:: EXTRACTED ENTRIES

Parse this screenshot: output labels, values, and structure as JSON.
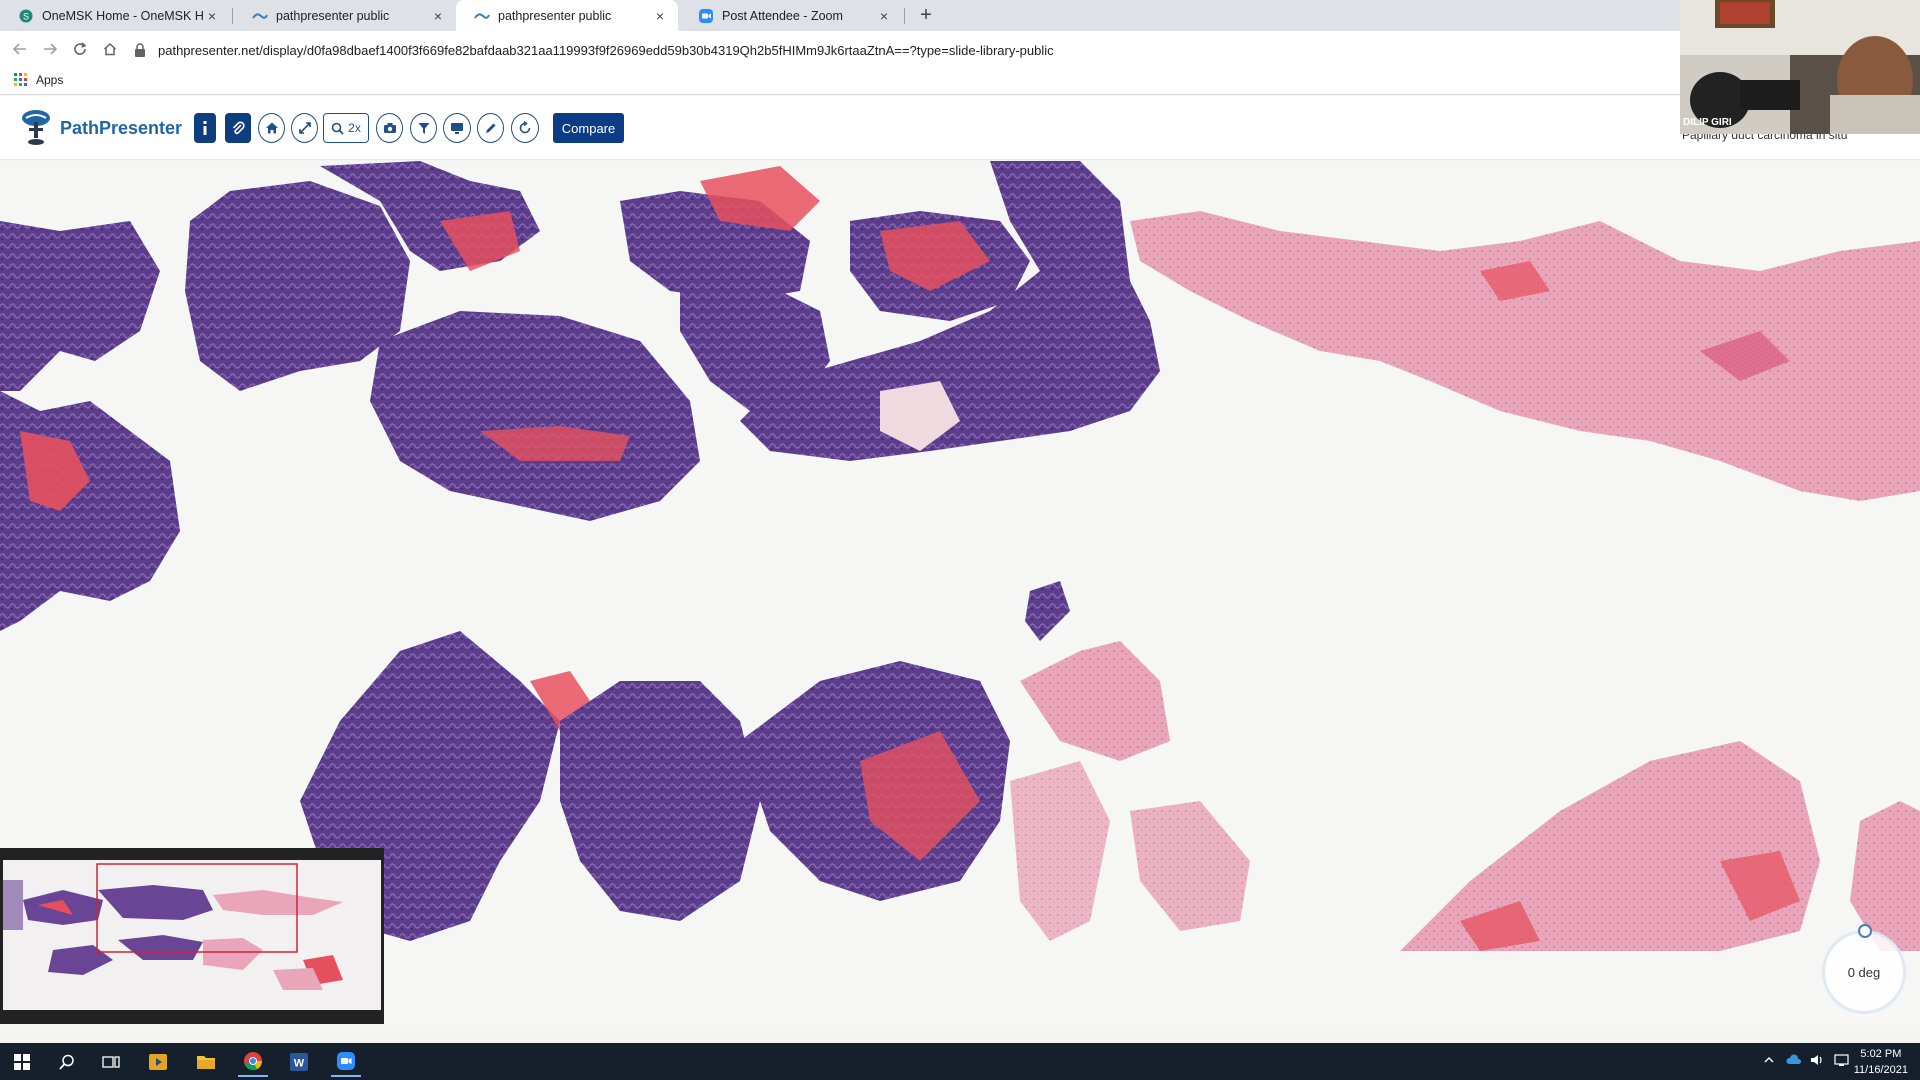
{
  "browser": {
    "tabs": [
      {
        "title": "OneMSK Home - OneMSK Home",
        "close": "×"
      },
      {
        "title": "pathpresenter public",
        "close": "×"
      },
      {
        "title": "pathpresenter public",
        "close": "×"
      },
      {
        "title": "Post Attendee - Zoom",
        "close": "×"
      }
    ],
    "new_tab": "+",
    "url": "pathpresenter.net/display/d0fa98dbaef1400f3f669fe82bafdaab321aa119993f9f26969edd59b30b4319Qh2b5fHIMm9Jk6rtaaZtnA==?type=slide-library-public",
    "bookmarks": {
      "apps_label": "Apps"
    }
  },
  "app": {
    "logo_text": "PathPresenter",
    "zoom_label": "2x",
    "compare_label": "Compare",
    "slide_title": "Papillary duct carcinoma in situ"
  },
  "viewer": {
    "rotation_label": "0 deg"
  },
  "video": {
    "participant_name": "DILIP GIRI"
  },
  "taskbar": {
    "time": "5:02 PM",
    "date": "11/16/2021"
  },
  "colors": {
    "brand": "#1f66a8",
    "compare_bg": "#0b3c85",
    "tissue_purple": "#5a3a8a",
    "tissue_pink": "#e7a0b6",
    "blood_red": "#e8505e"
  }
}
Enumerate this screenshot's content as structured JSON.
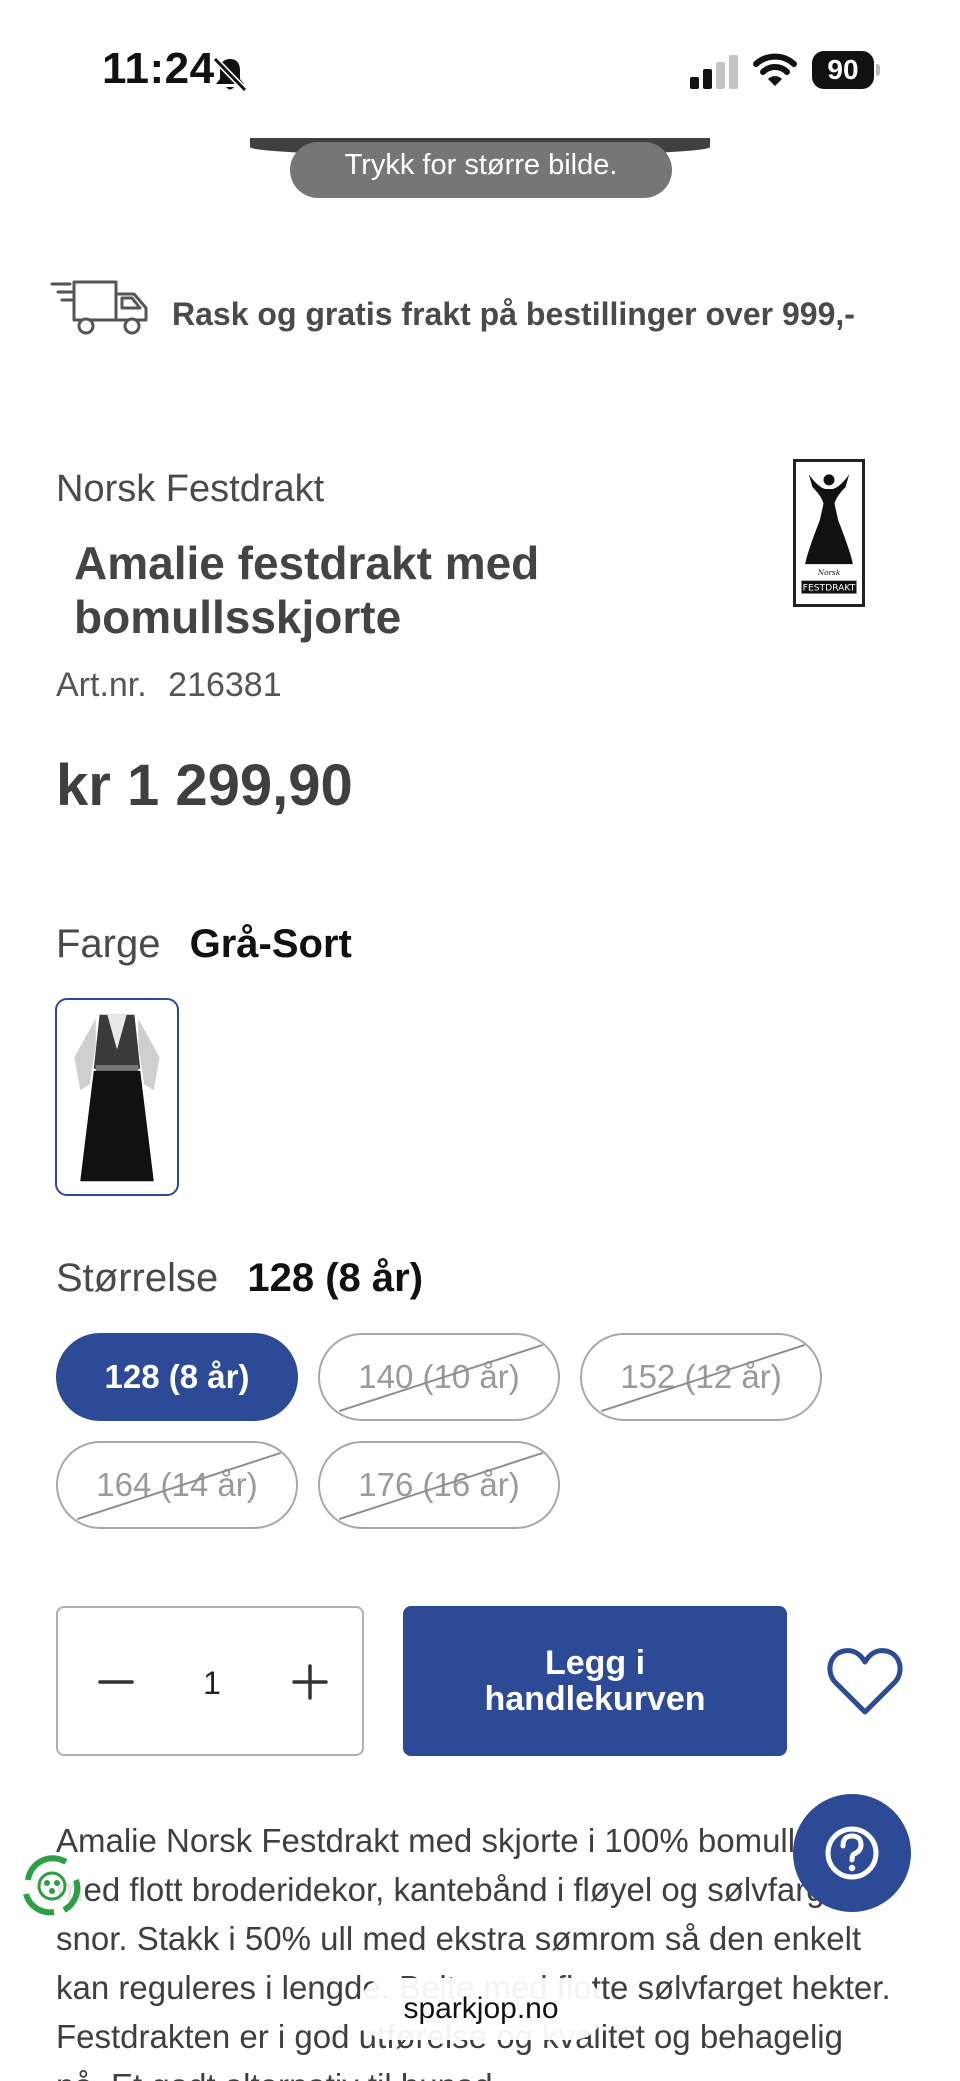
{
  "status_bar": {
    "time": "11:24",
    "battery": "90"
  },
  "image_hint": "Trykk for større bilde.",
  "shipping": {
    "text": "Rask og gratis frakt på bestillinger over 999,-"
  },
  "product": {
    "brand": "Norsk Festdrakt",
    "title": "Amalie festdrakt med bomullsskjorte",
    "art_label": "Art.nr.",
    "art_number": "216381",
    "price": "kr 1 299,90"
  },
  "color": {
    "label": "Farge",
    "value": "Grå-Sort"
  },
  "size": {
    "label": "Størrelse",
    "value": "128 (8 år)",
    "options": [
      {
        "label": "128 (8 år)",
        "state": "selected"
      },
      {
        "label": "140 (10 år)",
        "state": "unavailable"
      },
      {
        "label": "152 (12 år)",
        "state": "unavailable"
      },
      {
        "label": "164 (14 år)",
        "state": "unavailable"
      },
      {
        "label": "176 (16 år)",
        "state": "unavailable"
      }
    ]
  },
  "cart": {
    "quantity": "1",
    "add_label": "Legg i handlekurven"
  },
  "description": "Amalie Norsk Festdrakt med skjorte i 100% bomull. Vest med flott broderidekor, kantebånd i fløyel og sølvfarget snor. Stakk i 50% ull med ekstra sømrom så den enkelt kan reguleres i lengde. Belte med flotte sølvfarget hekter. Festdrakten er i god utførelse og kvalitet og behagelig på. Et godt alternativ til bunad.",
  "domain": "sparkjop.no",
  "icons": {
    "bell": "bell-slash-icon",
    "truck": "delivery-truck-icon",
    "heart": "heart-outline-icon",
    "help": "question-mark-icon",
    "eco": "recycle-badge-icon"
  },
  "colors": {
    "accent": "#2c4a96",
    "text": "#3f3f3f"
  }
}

::::
:: EXTRACTED ENTRIES

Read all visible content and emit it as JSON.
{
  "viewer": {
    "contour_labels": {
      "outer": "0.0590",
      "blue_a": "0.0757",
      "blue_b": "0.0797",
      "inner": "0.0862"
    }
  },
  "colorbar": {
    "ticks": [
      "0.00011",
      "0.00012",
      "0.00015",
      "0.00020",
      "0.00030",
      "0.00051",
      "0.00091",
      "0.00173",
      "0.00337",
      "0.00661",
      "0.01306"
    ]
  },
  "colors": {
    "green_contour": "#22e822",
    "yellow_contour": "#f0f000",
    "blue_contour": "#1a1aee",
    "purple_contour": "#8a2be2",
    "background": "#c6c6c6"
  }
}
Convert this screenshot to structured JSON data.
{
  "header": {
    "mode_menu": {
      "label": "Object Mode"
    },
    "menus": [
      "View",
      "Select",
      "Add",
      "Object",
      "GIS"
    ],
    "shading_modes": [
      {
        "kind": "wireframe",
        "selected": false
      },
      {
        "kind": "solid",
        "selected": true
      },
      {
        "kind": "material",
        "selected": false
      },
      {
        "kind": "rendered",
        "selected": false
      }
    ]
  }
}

::::

[TASK]
Single out each line of the records above with the string "this" in it, and copy it.

[FINISHED ANSWER]
Parse this screenshot: output labels, values, and structure as JSON.
Enumerate this screenshot's content as structured JSON.
Convert this screenshot to structured JSON data.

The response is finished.